▸ **Given exercise**
In the entries that follow, count each line containing "JSON" and state the total, nothing more.

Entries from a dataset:
---------------

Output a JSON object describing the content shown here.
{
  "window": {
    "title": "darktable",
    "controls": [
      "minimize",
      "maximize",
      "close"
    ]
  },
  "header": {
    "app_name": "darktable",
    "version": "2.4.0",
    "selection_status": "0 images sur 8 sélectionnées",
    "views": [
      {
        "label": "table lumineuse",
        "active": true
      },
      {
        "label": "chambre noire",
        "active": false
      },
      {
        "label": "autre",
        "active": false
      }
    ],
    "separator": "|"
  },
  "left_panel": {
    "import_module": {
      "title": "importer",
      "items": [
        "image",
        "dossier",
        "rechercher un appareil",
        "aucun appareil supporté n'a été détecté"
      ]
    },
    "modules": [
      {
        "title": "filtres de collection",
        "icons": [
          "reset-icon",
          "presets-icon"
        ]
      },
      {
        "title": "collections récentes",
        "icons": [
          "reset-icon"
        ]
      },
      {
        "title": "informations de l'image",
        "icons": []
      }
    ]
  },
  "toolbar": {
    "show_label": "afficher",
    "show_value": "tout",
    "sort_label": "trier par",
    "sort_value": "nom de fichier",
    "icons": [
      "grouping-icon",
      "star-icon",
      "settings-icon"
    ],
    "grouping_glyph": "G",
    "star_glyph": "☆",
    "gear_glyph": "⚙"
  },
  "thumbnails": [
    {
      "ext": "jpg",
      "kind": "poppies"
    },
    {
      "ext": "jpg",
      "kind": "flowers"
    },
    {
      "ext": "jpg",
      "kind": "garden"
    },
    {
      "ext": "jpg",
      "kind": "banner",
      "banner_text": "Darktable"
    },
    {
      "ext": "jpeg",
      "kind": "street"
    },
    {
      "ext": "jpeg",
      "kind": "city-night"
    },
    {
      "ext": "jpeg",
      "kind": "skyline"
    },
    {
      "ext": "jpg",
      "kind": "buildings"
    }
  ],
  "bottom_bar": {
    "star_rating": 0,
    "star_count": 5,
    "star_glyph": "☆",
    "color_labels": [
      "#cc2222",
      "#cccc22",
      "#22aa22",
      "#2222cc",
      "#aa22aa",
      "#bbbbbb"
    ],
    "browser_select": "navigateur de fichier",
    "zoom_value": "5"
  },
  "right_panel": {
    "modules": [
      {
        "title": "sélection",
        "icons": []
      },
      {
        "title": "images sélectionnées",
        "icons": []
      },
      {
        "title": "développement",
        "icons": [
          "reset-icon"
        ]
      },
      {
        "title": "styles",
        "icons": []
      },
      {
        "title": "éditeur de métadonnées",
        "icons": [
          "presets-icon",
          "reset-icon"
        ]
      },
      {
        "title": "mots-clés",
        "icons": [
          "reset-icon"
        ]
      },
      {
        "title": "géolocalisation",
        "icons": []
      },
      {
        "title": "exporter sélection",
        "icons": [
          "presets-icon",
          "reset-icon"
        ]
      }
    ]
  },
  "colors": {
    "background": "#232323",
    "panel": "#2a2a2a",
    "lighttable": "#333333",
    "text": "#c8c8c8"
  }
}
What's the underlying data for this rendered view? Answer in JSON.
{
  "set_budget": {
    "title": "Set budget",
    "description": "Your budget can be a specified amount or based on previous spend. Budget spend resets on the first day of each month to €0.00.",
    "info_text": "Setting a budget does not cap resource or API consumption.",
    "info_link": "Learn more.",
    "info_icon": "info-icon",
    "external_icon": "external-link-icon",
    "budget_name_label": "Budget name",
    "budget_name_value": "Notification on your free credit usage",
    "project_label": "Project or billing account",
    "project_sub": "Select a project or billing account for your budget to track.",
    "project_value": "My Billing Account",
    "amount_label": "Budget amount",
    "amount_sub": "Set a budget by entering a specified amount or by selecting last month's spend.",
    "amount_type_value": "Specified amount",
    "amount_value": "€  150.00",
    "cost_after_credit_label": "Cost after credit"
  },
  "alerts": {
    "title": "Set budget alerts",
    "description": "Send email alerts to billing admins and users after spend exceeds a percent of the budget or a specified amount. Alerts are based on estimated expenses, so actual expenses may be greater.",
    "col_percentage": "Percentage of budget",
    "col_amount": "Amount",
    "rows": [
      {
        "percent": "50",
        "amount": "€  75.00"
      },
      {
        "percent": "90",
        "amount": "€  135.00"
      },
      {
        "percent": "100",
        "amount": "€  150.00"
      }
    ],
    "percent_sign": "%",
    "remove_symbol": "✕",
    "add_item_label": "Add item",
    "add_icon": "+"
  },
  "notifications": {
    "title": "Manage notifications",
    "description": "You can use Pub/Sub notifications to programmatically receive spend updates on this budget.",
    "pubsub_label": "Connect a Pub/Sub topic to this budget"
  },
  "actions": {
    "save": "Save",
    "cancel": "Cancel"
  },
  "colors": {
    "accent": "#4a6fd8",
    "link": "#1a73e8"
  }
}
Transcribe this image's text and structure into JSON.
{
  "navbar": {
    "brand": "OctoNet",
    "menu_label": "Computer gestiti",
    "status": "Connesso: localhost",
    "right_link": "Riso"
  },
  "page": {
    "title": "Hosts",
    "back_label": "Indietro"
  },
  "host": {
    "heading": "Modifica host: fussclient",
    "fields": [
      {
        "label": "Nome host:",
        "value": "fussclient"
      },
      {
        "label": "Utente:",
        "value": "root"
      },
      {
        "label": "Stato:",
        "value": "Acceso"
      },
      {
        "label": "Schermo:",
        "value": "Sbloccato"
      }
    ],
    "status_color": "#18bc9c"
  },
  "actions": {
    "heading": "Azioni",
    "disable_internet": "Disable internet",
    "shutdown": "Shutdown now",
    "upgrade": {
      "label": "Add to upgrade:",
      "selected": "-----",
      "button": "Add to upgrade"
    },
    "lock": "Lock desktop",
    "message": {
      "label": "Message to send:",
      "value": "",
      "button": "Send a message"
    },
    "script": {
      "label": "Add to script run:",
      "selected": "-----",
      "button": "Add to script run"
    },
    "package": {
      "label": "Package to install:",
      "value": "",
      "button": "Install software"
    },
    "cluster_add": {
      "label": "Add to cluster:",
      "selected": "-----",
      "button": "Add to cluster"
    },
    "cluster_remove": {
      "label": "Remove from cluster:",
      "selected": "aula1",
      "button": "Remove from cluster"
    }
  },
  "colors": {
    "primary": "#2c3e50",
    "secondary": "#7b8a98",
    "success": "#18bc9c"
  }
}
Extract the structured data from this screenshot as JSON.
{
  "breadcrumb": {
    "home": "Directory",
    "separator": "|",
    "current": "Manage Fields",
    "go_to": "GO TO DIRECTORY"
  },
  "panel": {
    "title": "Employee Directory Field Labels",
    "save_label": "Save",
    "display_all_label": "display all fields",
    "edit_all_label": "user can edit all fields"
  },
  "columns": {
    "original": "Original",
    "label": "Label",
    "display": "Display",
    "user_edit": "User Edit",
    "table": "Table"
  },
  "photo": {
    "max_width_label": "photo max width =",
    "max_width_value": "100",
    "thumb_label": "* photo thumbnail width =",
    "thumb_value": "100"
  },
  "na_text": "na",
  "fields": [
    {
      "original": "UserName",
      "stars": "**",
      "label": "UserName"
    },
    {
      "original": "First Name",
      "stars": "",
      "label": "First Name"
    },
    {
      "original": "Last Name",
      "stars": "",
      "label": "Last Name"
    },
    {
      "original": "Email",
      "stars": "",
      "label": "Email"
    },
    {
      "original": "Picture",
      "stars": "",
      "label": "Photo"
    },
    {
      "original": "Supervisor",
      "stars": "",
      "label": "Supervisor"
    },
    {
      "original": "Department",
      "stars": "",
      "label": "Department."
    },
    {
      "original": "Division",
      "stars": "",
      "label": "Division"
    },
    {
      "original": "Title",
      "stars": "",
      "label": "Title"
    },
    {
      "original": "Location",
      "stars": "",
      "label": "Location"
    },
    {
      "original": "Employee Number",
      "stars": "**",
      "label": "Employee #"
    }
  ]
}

---------------

▸ **Completed exercise**
4